■ **AIM OF THE TASK**
Without including any images, reproduce each entry exactly.

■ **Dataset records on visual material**
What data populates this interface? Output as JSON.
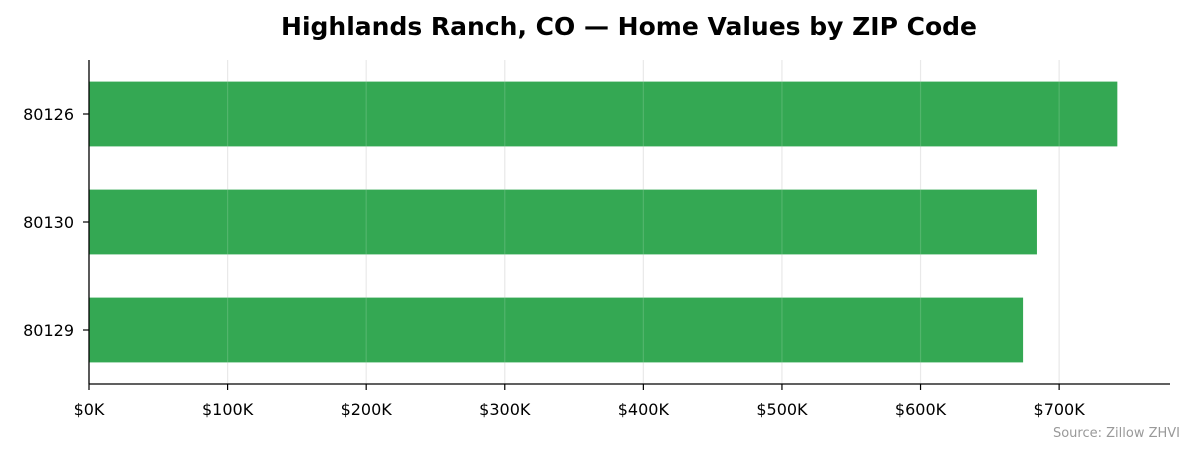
{
  "chart_data": {
    "type": "bar",
    "orientation": "horizontal",
    "title": "Highlands Ranch, CO — Home Values by ZIP Code",
    "xlabel": "",
    "ylabel": "",
    "categories": [
      "80126",
      "80130",
      "80129"
    ],
    "values": [
      742000,
      684000,
      674000
    ],
    "xlim": [
      0,
      780000
    ],
    "x_ticks": [
      0,
      100000,
      200000,
      300000,
      400000,
      500000,
      600000,
      700000
    ],
    "x_tick_labels": [
      "$0K",
      "$100K",
      "$200K",
      "$300K",
      "$400K",
      "$500K",
      "$600K",
      "$700K"
    ],
    "grid": "vertical",
    "bar_color": "#34a853",
    "source": "Source: Zillow ZHVI"
  }
}
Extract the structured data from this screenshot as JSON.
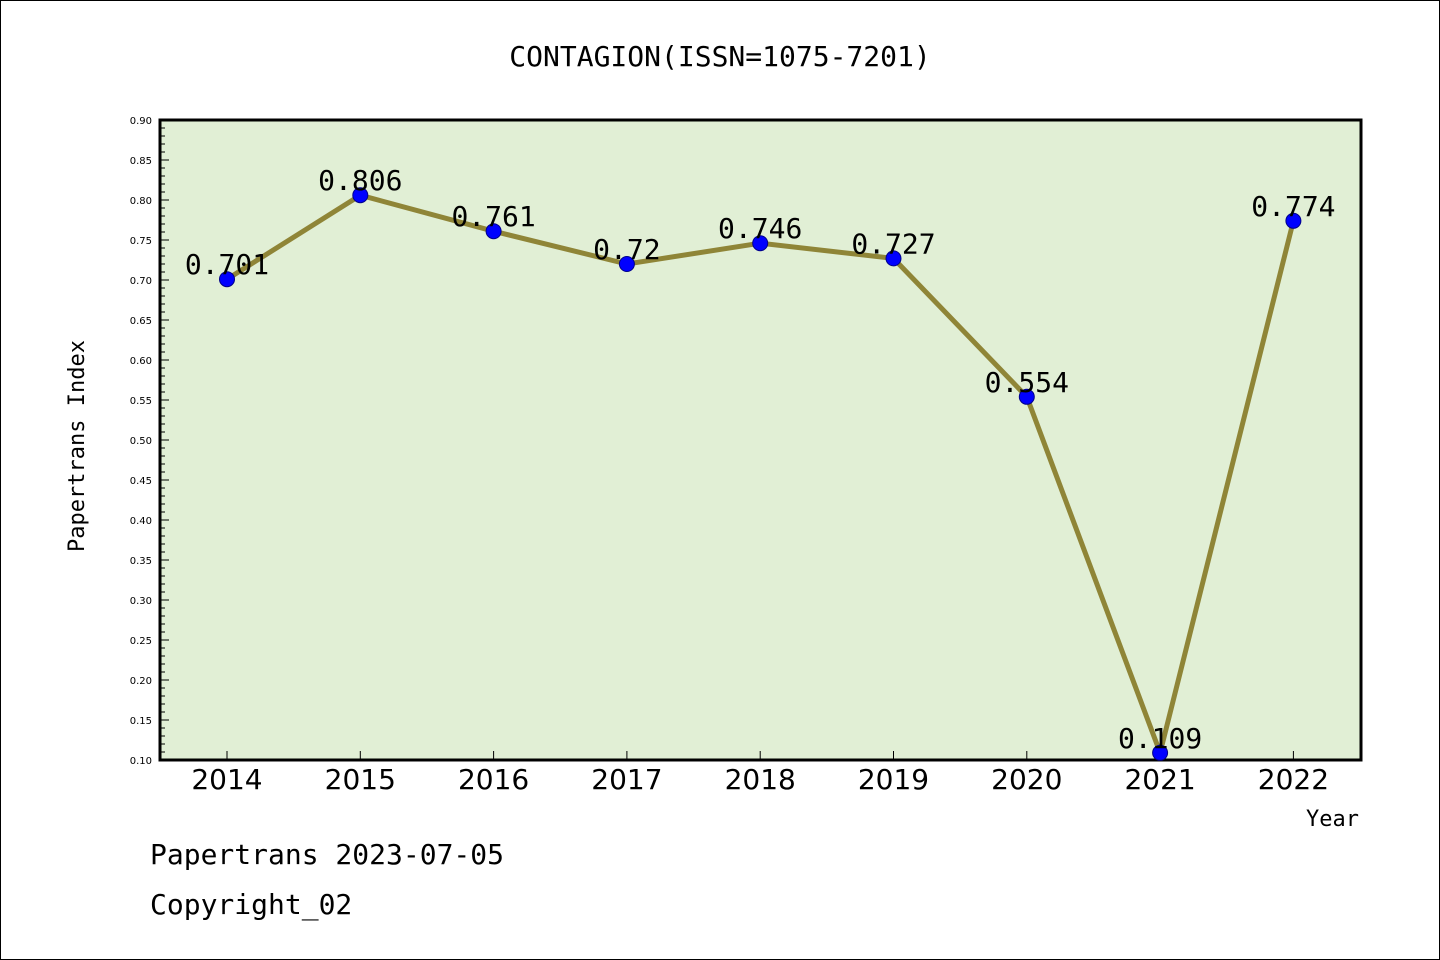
{
  "chart_data": {
    "type": "line",
    "title": "CONTAGION(ISSN=1075-7201)",
    "xlabel": "Year",
    "ylabel": "Papertrans Index",
    "categories": [
      "2014",
      "2015",
      "2016",
      "2017",
      "2018",
      "2019",
      "2020",
      "2021",
      "2022"
    ],
    "values": [
      0.701,
      0.806,
      0.761,
      0.72,
      0.746,
      0.727,
      0.554,
      0.109,
      0.774
    ],
    "data_labels": [
      "0.701",
      "0.806",
      "0.761",
      "0.72",
      "0.746",
      "0.727",
      "0.554",
      "0.109",
      "0.774"
    ],
    "ylim": [
      0.1,
      0.9
    ],
    "yticks": [
      "0.10",
      "0.15",
      "0.20",
      "0.25",
      "0.30",
      "0.35",
      "0.40",
      "0.45",
      "0.50",
      "0.55",
      "0.60",
      "0.65",
      "0.70",
      "0.75",
      "0.80",
      "0.85",
      "0.90"
    ],
    "grid": false,
    "colors": {
      "plot_background": "#e1efd5",
      "line": "#8f8537",
      "marker": "#0000ff"
    }
  },
  "footer": {
    "date_line": "Papertrans 2023-07-05",
    "copyright": "Copyright_02"
  }
}
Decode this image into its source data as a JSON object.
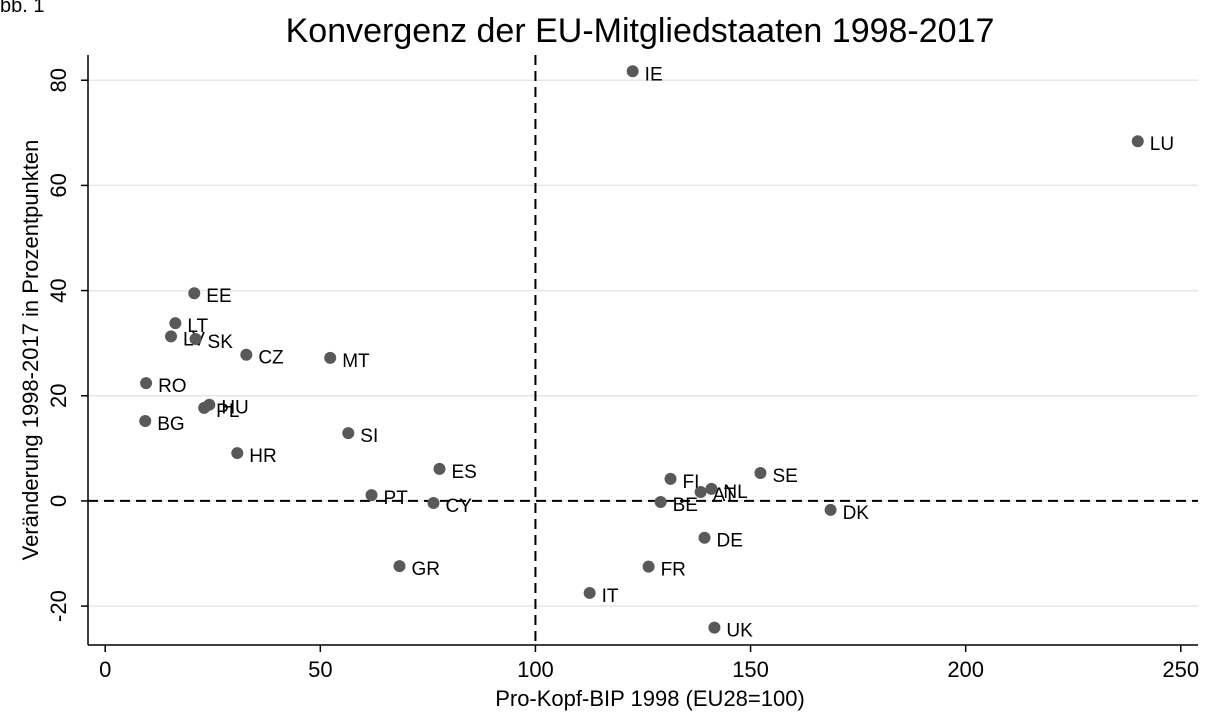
{
  "chart_data": {
    "type": "scatter",
    "annotation": "bb. 1",
    "title": "Konvergenz der EU-Mitgliedstaaten 1998-2017",
    "xlabel": "Pro-Kopf-BIP 1998 (EU28=100)",
    "ylabel": "Veränderung 1998-2017 in Prozentpunkten",
    "labels": [
      "IE",
      "LU",
      "EE",
      "LT",
      "LV",
      "SK",
      "CZ",
      "MT",
      "RO",
      "BG",
      "HU",
      "PL",
      "SI",
      "HR",
      "ES",
      "PT",
      "CY",
      "GR",
      "FI",
      "AT",
      "NL",
      "SE",
      "BE",
      "DK",
      "DE",
      "FR",
      "IT",
      "UK"
    ],
    "x": [
      122.6,
      240,
      20.7,
      16.3,
      15.3,
      21,
      32.8,
      52.3,
      9.5,
      9.3,
      24.2,
      23,
      56.5,
      30.7,
      77.7,
      61.9,
      76.3,
      68.4,
      131.4,
      138.4,
      140.9,
      152.3,
      129.1,
      168.6,
      139.3,
      126.3,
      112.6,
      141.6
    ],
    "values": [
      81.7,
      68.4,
      39.5,
      33.8,
      31.3,
      30.8,
      27.8,
      27.2,
      22.4,
      15.2,
      18.3,
      17.7,
      12.9,
      9.1,
      6.1,
      1.1,
      -0.4,
      -12.4,
      4.2,
      1.7,
      2.3,
      5.3,
      -0.2,
      -1.7,
      -7.0,
      -12.5,
      -17.5,
      -24.1
    ],
    "color": "#595959",
    "xlim": [
      -4,
      254
    ],
    "ylim": [
      -27.4,
      84.8
    ],
    "xticks": [
      0,
      50,
      100,
      150,
      200,
      250
    ],
    "yticks": [
      -20,
      0,
      20,
      40,
      60,
      80
    ],
    "grid": true,
    "reference_lines": {
      "x": 100,
      "y": 0
    }
  }
}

■ **EXERCISE ANSWER**
What data populates this interface? Output as JSON.
{
  "chart_data": {
    "type": "bar",
    "orientation": "horizontal",
    "title": "Highlands Ranch, CO — Home Values by ZIP Code",
    "xlabel": "",
    "ylabel": "",
    "categories": [
      "80126",
      "80130",
      "80129"
    ],
    "values": [
      742000,
      684000,
      674000
    ],
    "xlim": [
      0,
      780000
    ],
    "x_ticks": [
      0,
      100000,
      200000,
      300000,
      400000,
      500000,
      600000,
      700000
    ],
    "x_tick_labels": [
      "$0K",
      "$100K",
      "$200K",
      "$300K",
      "$400K",
      "$500K",
      "$600K",
      "$700K"
    ],
    "grid": "vertical",
    "bar_color": "#34a853",
    "source": "Source: Zillow ZHVI"
  }
}
Extract the structured data from this screenshot as JSON.
{
  "chart_data": {
    "type": "line",
    "title": "CONTAGION(ISSN=1075-7201)",
    "xlabel": "Year",
    "ylabel": "Papertrans Index",
    "categories": [
      "2014",
      "2015",
      "2016",
      "2017",
      "2018",
      "2019",
      "2020",
      "2021",
      "2022"
    ],
    "values": [
      0.701,
      0.806,
      0.761,
      0.72,
      0.746,
      0.727,
      0.554,
      0.109,
      0.774
    ],
    "data_labels": [
      "0.701",
      "0.806",
      "0.761",
      "0.72",
      "0.746",
      "0.727",
      "0.554",
      "0.109",
      "0.774"
    ],
    "ylim": [
      0.1,
      0.9
    ],
    "yticks": [
      "0.10",
      "0.15",
      "0.20",
      "0.25",
      "0.30",
      "0.35",
      "0.40",
      "0.45",
      "0.50",
      "0.55",
      "0.60",
      "0.65",
      "0.70",
      "0.75",
      "0.80",
      "0.85",
      "0.90"
    ],
    "grid": false,
    "colors": {
      "plot_background": "#e1efd5",
      "line": "#8f8537",
      "marker": "#0000ff"
    }
  },
  "footer": {
    "date_line": "Papertrans 2023-07-05",
    "copyright": "Copyright_02"
  }
}
Decode this image into its source data as a JSON object.
{
  "chart_data": {
    "type": "scatter",
    "annotation": "bb. 1",
    "title": "Konvergenz der EU-Mitgliedstaaten 1998-2017",
    "xlabel": "Pro-Kopf-BIP 1998 (EU28=100)",
    "ylabel": "Veränderung 1998-2017 in Prozentpunkten",
    "labels": [
      "IE",
      "LU",
      "EE",
      "LT",
      "LV",
      "SK",
      "CZ",
      "MT",
      "RO",
      "BG",
      "HU",
      "PL",
      "SI",
      "HR",
      "ES",
      "PT",
      "CY",
      "GR",
      "FI",
      "AT",
      "NL",
      "SE",
      "BE",
      "DK",
      "DE",
      "FR",
      "IT",
      "UK"
    ],
    "x": [
      122.6,
      240,
      20.7,
      16.3,
      15.3,
      21,
      32.8,
      52.3,
      9.5,
      9.3,
      24.2,
      23,
      56.5,
      30.7,
      77.7,
      61.9,
      76.3,
      68.4,
      131.4,
      138.4,
      140.9,
      152.3,
      129.1,
      168.6,
      139.3,
      126.3,
      112.6,
      141.6
    ],
    "values": [
      81.7,
      68.4,
      39.5,
      33.8,
      31.3,
      30.8,
      27.8,
      27.2,
      22.4,
      15.2,
      18.3,
      17.7,
      12.9,
      9.1,
      6.1,
      1.1,
      -0.4,
      -12.4,
      4.2,
      1.7,
      2.3,
      5.3,
      -0.2,
      -1.7,
      -7.0,
      -12.5,
      -17.5,
      -24.1
    ],
    "color": "#595959",
    "xlim": [
      -4,
      254
    ],
    "ylim": [
      -27.4,
      84.8
    ],
    "xticks": [
      0,
      50,
      100,
      150,
      200,
      250
    ],
    "yticks": [
      -20,
      0,
      20,
      40,
      60,
      80
    ],
    "grid": true,
    "reference_lines": {
      "x": 100,
      "y": 0
    }
  }
}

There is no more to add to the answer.